* Work to complete:
Can you find the lines of the listing that include "我不是杰出个人" and copy every one?

— start of Extracted material —

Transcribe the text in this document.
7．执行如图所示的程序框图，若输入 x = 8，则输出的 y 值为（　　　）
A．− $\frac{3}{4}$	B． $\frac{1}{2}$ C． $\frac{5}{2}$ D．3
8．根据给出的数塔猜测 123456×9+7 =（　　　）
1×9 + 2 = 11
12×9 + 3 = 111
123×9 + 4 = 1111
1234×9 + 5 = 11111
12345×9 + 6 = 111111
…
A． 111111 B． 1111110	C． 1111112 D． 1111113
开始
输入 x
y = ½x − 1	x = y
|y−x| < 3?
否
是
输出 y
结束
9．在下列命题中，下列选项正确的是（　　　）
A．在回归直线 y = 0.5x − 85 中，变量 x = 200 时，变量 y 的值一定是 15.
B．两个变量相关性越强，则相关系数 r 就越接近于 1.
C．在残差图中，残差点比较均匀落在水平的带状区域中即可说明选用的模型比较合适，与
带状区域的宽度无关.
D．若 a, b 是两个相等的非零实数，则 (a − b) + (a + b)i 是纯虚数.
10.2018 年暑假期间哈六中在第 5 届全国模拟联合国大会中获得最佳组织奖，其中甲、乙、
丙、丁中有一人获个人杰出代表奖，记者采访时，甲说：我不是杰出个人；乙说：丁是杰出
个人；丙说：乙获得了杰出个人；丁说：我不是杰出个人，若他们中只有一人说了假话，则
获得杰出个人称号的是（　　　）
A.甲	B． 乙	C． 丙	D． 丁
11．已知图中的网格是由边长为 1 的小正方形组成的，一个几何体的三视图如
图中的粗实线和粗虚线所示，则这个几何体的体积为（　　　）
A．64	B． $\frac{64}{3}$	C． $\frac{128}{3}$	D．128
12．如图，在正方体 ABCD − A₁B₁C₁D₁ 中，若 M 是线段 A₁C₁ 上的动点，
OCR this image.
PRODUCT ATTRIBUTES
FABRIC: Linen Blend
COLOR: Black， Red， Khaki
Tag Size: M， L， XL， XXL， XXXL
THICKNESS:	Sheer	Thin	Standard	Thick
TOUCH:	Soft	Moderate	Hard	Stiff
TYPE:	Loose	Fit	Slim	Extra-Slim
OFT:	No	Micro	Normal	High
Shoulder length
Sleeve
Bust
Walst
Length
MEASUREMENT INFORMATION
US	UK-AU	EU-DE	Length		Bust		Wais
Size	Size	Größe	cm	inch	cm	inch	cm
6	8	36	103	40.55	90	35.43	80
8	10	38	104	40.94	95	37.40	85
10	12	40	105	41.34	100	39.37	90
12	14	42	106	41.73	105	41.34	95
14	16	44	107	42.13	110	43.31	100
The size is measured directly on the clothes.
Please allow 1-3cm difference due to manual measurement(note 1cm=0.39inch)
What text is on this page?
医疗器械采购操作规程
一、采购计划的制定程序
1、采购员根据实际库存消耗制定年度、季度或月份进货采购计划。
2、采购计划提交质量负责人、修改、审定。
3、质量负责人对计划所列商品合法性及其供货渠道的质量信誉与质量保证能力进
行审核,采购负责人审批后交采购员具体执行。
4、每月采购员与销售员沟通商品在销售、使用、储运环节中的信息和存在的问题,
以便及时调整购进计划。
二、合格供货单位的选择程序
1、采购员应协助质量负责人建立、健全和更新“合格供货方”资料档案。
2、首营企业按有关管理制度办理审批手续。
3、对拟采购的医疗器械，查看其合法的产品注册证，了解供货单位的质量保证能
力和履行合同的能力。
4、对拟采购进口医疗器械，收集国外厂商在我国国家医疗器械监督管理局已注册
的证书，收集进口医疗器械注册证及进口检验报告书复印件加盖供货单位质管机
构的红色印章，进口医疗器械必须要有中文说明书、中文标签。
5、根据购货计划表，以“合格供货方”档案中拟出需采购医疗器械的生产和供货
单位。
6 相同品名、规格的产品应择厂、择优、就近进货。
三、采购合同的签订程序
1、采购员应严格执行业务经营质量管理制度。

— end of Extracted material —

* Output for this task:
丙、丁中有一人获个人杰出代表奖，记者采访时，甲说：我不是杰出个人；乙说：丁是杰出
个人；丙说：乙获得了杰出个人；丁说：我不是杰出个人，若他们中只有一人说了假话，则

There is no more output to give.